JOB: What follows are records. Restate all of them word for word.

SUPPLIED DATA:
---+---

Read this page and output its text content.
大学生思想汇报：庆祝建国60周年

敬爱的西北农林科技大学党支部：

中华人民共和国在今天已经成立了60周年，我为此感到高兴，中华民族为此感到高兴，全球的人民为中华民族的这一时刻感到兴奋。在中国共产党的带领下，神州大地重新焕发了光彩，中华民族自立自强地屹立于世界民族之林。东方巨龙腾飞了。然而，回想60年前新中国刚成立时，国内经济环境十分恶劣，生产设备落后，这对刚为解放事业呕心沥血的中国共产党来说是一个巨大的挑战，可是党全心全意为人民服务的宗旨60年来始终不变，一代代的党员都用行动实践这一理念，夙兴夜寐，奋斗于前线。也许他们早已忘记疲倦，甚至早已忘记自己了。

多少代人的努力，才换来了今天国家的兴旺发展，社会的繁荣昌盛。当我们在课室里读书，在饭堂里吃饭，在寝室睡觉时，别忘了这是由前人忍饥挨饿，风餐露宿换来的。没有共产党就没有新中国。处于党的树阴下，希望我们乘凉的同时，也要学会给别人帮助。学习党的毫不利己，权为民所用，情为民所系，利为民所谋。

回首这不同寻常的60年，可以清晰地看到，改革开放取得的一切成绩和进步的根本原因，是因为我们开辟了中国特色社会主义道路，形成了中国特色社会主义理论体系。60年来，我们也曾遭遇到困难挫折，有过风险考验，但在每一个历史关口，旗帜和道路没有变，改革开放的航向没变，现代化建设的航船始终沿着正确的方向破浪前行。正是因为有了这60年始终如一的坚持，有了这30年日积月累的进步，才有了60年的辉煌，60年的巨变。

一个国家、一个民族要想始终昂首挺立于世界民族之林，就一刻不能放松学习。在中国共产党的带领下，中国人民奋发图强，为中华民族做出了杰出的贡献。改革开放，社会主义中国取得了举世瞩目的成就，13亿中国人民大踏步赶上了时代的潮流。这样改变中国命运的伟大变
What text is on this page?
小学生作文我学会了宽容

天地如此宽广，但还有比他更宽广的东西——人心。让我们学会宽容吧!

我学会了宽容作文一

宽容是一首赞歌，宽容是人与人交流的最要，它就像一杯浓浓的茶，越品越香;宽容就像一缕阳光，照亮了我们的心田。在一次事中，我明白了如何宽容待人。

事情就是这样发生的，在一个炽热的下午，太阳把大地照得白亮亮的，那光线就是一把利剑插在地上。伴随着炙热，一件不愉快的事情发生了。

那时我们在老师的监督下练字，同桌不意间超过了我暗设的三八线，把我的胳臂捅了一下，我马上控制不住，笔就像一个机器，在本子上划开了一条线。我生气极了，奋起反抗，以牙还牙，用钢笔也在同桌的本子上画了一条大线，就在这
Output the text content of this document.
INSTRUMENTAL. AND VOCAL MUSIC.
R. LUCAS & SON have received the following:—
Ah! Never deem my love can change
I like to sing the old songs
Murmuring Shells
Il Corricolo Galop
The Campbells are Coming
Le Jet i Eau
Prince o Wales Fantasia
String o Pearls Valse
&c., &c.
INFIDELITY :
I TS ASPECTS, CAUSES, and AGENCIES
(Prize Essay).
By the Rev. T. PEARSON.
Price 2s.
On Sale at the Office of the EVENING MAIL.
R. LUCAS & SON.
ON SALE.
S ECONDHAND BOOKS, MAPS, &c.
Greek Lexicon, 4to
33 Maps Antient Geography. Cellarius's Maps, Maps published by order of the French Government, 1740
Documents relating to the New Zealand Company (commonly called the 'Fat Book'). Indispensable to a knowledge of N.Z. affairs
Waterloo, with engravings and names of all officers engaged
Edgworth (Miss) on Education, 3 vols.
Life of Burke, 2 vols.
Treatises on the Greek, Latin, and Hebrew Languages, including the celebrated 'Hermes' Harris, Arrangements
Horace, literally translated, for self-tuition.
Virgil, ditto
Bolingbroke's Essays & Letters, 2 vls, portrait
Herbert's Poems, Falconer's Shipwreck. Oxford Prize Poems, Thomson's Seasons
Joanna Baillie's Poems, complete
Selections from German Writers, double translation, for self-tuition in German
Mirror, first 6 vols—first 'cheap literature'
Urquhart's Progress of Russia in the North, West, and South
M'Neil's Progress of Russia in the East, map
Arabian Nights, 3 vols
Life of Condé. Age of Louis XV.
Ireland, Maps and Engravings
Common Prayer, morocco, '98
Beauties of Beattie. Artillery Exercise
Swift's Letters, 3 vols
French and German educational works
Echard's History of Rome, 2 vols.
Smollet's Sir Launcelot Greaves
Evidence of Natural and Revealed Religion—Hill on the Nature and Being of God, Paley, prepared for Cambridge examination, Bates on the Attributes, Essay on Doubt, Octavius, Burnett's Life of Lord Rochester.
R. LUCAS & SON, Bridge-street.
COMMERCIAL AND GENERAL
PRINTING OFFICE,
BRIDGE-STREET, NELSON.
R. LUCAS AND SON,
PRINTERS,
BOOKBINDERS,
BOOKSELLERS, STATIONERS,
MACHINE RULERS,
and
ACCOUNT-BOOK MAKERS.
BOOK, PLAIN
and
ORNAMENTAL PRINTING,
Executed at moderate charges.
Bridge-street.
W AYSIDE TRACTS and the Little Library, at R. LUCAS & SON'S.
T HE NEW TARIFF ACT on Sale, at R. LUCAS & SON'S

---+---

ANSWER TO THIS EXERCISE:
Read this page and output its text content.
大学生思想汇报：庆祝建国60周年

敬爱的西北农林科技大学党支部：

中华人民共和国在今天已经成立了60周年，我为此感到高兴，中华民族为此感到高兴，全球的人民为中华民族的这一时刻感到兴奋。在中国共产党的带领下，神州大地重新焕发了光彩，中华民族自立自强地屹立于世界民族之林。东方巨龙腾飞了。然而，回想60年前新中国刚成立时，国内经济环境十分恶劣，生产设备落后，这对刚为解放事业呕心沥血的中国共产党来说是一个巨大的挑战，可是党全心全意为人民服务的宗旨60年来始终不变，一代代的党员都用行动实践这一理念，夙兴夜寐，奋斗于前线。也许他们早已忘记疲倦，甚至早已忘记自己了。

多少代人的努力，才换来了今天国家的兴旺发展，社会的繁荣昌盛。当我们在课室里读书，在饭堂里吃饭，在寝室睡觉时，别忘了这是由前人忍饥挨饿，风餐露宿换来的。没有共产党就没有新中国。处于党的树阴下，希望我们乘凉的同时，也要学会给别人帮助。学习党的毫不利己，权为民所用，情为民所系，利为民所谋。

回首这不同寻常的60年，可以清晰地看到，改革开放取得的一切成绩和进步的根本原因，是因为我们开辟了中国特色社会主义道路，形成了中国特色社会主义理论体系。60年来，我们也曾遭遇到困难挫折，有过风险考验，但在每一个历史关口，旗帜和道路没有变，改革开放的航向没变，现代化建设的航船始终沿着正确的方向破浪前行。正是因为有了这60年始终如一的坚持，有了这30年日积月累的进步，才有了60年的辉煌，60年的巨变。

一个国家、一个民族要想始终昂首挺立于世界民族之林，就一刻不能放松学习。在中国共产党的带领下，中国人民奋发图强，为中华民族做出了杰出的贡献。改革开放，社会主义中国取得了举世瞩目的成就，13亿中国人民大踏步赶上了时代的潮流。这样改变中国命运的伟大变
What text is on this page?
小学生作文我学会了宽容

天地如此宽广，但还有比他更宽广的东西——人心。让我们学会宽容吧!

我学会了宽容作文一

宽容是一首赞歌，宽容是人与人交流的最要，它就像一杯浓浓的茶，越品越香;宽容就像一缕阳光，照亮了我们的心田。在一次事中，我明白了如何宽容待人。

事情就是这样发生的，在一个炽热的下午，太阳把大地照得白亮亮的，那光线就是一把利剑插在地上。伴随着炙热，一件不愉快的事情发生了。

那时我们在老师的监督下练字，同桌不意间超过了我暗设的三八线，把我的胳臂捅了一下，我马上控制不住，笔就像一个机器，在本子上划开了一条线。我生气极了，奋起反抗，以牙还牙，用钢笔也在同桌的本子上画了一条大线，就在这
Output the text content of this document.
INSTRUMENTAL. AND VOCAL MUSIC.
R. LUCAS & SON have received the following:—
Ah! Never deem my love can change
I like to sing the old songs
Murmuring Shells
Il Corricolo Galop
The Campbells are Coming
Le Jet i Eau
Prince o Wales Fantasia
String o Pearls Valse
&c., &c.
INFIDELITY :
I TS ASPECTS, CAUSES, and AGENCIES
(Prize Essay).
By the Rev. T. PEARSON.
Price 2s.
On Sale at the Office of the EVENING MAIL.
R. LUCAS & SON.
ON SALE.
S ECONDHAND BOOKS, MAPS, &c.
Greek Lexicon, 4to
33 Maps Antient Geography. Cellarius's Maps, Maps published by order of the French Government, 1740
Documents relating to the New Zealand Company (commonly called the 'Fat Book'). Indispensable to a knowledge of N.Z. affairs
Waterloo, with engravings and names of all officers engaged
Edgworth (Miss) on Education, 3 vols.
Life of Burke, 2 vols.
Treatises on the Greek, Latin, and Hebrew Languages, including the celebrated 'Hermes' Harris, Arrangements
Horace, literally translated, for self-tuition.
Virgil, ditto
Bolingbroke's Essays & Letters, 2 vls, portrait
Herbert's Poems, Falconer's Shipwreck. Oxford Prize Poems, Thomson's Seasons
Joanna Baillie's Poems, complete
Selections from German Writers, double translation, for self-tuition in German
Mirror, first 6 vols—first 'cheap literature'
Urquhart's Progress of Russia in the North, West, and South
M'Neil's Progress of Russia in the East, map
Arabian Nights, 3 vols
Life of Condé. Age of Louis XV.
Ireland, Maps and Engravings
Common Prayer, morocco, '98
Beauties of Beattie. Artillery Exercise
Swift's Letters, 3 vols
French and German educational works
Echard's History of Rome, 2 vols.
Smollet's Sir Launcelot Greaves
Evidence of Natural and Revealed Religion—Hill on the Nature and Being of God, Paley, prepared for Cambridge examination, Bates on the Attributes, Essay on Doubt, Octavius, Burnett's Life of Lord Rochester.
R. LUCAS & SON, Bridge-street.
COMMERCIAL AND GENERAL
PRINTING OFFICE,
BRIDGE-STREET, NELSON.
R. LUCAS AND SON,
PRINTERS,
BOOKBINDERS,
BOOKSELLERS, STATIONERS,
MACHINE RULERS,
and
ACCOUNT-BOOK MAKERS.
BOOK, PLAIN
and
ORNAMENTAL PRINTING,
Executed at moderate charges.
Bridge-street.
W AYSIDE TRACTS and the Little Library, at R. LUCAS & SON'S.
T HE NEW TARIFF ACT on Sale, at R. LUCAS & SON'S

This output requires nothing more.